ADEBE D.A.- A good number of poems in ex nihilo, particularly “Prism Woman” and “Anonymous Wuz a Womahn”, take up this question. I have problems with taking a “post-” position to things – post-colonial, post-racial, and post-feminism to add. The social task of the writer is to consider this particular example, questions of race and gender, should not be concerned with constructing amorphous ideologies about either category, but take on the issue resolutely. In ex nihilo, taking on an “ex-” position, as opposed to a “post-” one, is significant; it speaks to a reverberation with the past, a renegotiation of history, and thus direct engagement with the continued impediments that obstruct a comfortable understanding of our current state of affairs. In the case of post-feminism, gender is a social, political, and cultural reality as much as it is experienced as a physical one; gender biases continue to function at the basis of social problems. Instead of closing the book on these problems we should face this predicament and ask, for example, how it is possible that we can be “beyond gender” when on average, men still make more than women in the same positions and domestic violence is not a thing of the past. I speak from a North American context on this one, and, as some cultural theorists have argued, from a positioning that signifies a particular understanding of feminism that does not include the larger matrix of race, culture, and ethnicity. I am currently co-editing Other Tongues: Mixed-Race Women Speak Out, an anthology on the experience of mixed-race women in the 21st century, to be published later this year by Inanna Publications. In this project, I’ve been able to navigate, through the stories of others, what gender and race – and being both gendered and racialized – means today: its challenges, as well as empowering aspects. Whether the present truly offers equity amongst the sexes, and whether this can ever become a viable global reality, is in part dependent upon whether or not the rights of women can transcend the theoretical plane. In saying we’ve moved beyond gender, we also say that womens’ rights are a thing of the past, and no longer a viable political project.
TTQ- You served as an Assistant Editor for the arts and literary journal, Existere. What's your opinion on the current state of literary journals in Canada? Has their role of promoting and discovering unknown Canadian poets and writers been diminished by the digital era, and by the abundance of online literary journals sprouting up? Should the Canadian government continue to fund literary journals in Canada?

== What to do ==
• A. Change the interview excerpt from "TTQ- You served" through "fund literary journals in Canada?", starting at the words that have "TTQ- You served" and stopping after "fund literary journals in Canada?". Replace "literary journals" with "literary magazines" throughout.
• B. Translate this sentence from the interview excerpt into Spanish: "I am currently co-editing Other Tongues: Mixed-Race Women Speak Out, an anthology on the experience of mixed-race women in the 21st century, to be published later this year by Inanna Publications."
The items that follow are not needed for either task.

== Given data ==
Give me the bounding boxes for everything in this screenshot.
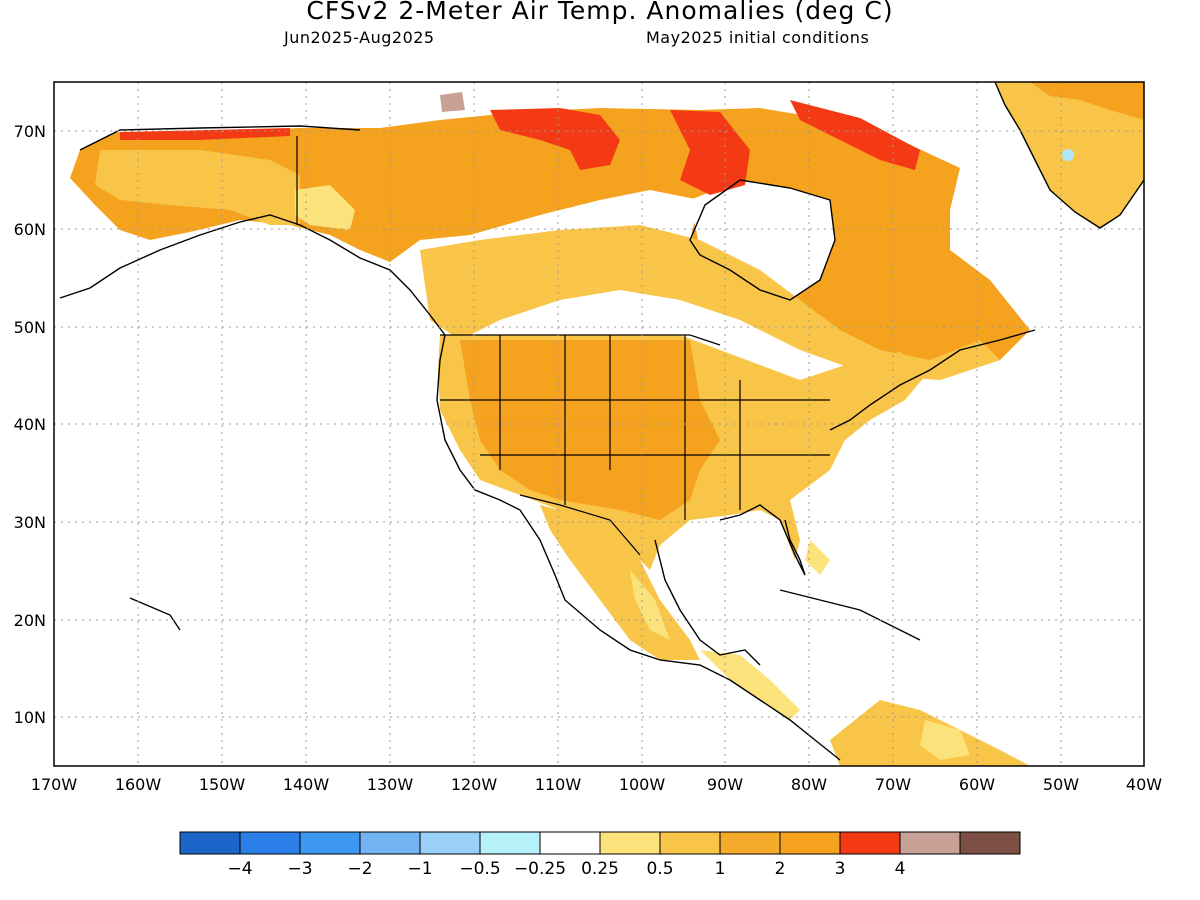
central-america-light (700, 650, 800, 720)
south-america-yellow (920, 720, 970, 760)
colorbar-swatch (839, 831, 901, 855)
graticule (54, 82, 1144, 766)
longitude-label: 80W (791, 775, 827, 794)
colorbar-label: −0.25 (514, 859, 566, 879)
initial-conditions: May2025 initial conditions (646, 28, 870, 47)
colorbar-swatch (479, 831, 541, 855)
latitude-label: 60N (14, 220, 46, 239)
longitude-label: 170W (31, 775, 78, 794)
latitude-label: 20N (14, 611, 46, 630)
alaska-yellow-patch (295, 185, 355, 230)
longitude-label: 70W (875, 775, 911, 794)
colorbar-label: 4 (895, 859, 906, 879)
longitude-label: 150W (199, 775, 246, 794)
colorbar-label: 0.5 (646, 859, 673, 879)
colorbar-label: −3 (287, 859, 312, 879)
arctic-red-islands (490, 108, 620, 170)
colorbar-swatch (719, 831, 781, 855)
colorbar-swatch (299, 831, 361, 855)
arctic-red-baffin (670, 110, 750, 195)
colorbar-swatch (239, 831, 301, 855)
hudson-bay (690, 180, 835, 300)
colorbar-swatch (179, 831, 241, 855)
colorbar: −4 −3 −2 −1 −0.5 −0.25 0.25 0.5 1 2 3 4 (179, 831, 1021, 879)
mexico-light-band (630, 570, 670, 640)
longitude-label: 50W (1043, 775, 1079, 794)
colorbar-swatch (419, 831, 481, 855)
latitude-label: 40N (14, 415, 46, 434)
colorbar-swatch (899, 831, 961, 855)
colorbar-label: −4 (227, 859, 252, 879)
longitude-labels: 170W 160W 150W 140W 130W 120W 110W 100W 90W 80W 70… (31, 775, 1162, 794)
longitude-label: 160W (115, 775, 162, 794)
arctic-pink-patch (440, 92, 465, 112)
colorbar-label: 2 (775, 859, 786, 879)
longitude-label: 120W (451, 775, 498, 794)
colorbar-swatch (659, 831, 721, 855)
latitude-label: 50N (14, 318, 46, 337)
longitude-label: 40W (1126, 775, 1162, 794)
longitude-label: 130W (367, 775, 414, 794)
colorbar-swatch (599, 831, 661, 855)
colorbar-label: −1 (407, 859, 432, 879)
map-title: CFSv2 2-Meter Air Temp. Anomalies (deg C… (306, 0, 894, 25)
colorbar-label: −2 (347, 859, 372, 879)
latitude-labels: 70N 60N 50N 40N 30N 20N 10N (14, 122, 46, 727)
latitude-label: 70N (14, 122, 46, 141)
canada-light-band (420, 225, 1000, 380)
forecast-period: Jun2025-Aug2025 (284, 28, 435, 47)
longitude-label: 110W (535, 775, 582, 794)
map-frame (53, 81, 1145, 767)
greenland-cool-spot (1062, 149, 1074, 161)
colorbar-label: −0.5 (459, 859, 500, 879)
colorbar-swatch (539, 831, 601, 855)
borders (296, 136, 830, 556)
caribbean-light (805, 540, 830, 575)
colorbar-label: 3 (835, 859, 846, 879)
latitude-label: 30N (14, 513, 46, 532)
colorbar-label: 0.25 (581, 859, 619, 879)
longitude-label: 100W (619, 775, 666, 794)
latitude-label: 10N (14, 708, 46, 727)
alaska-light-patch (95, 150, 300, 225)
arctic-red-west (120, 128, 290, 140)
coastlines (59, 82, 1144, 761)
colorbar-swatch (359, 831, 421, 855)
longitude-label: 60W (959, 775, 995, 794)
conus-west-orange (460, 340, 720, 520)
colorbar-swatch (959, 831, 1021, 855)
greenland-orange-coast (1030, 82, 1144, 120)
colorbar-label: 1 (715, 859, 726, 879)
longitude-label: 90W (707, 775, 743, 794)
arctic-red-north (790, 100, 920, 170)
colorbar-swatch (779, 831, 841, 855)
longitude-label: 140W (283, 775, 330, 794)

== Answers provided ==
• A.
TTQ- You served as an Assistant Editor for the arts and literary journal, Existere. What's your opinion on the current state of literary magazines in Canada? Has their role of promoting and discovering unknown Canadian poets and writers been diminished by the digital era, and by the abundance of online literary magazines sprouting up? Should the Canadian government continue to fund literary magazines in Canada?

• B. Actualmente estoy coeditando Other Tongues: Mixed-Race Women Speak Out, una antología sobre la experiencia de las mujeres de raza mixta en el siglo XXI, que será publicada más adelante este año por Inanna Publications.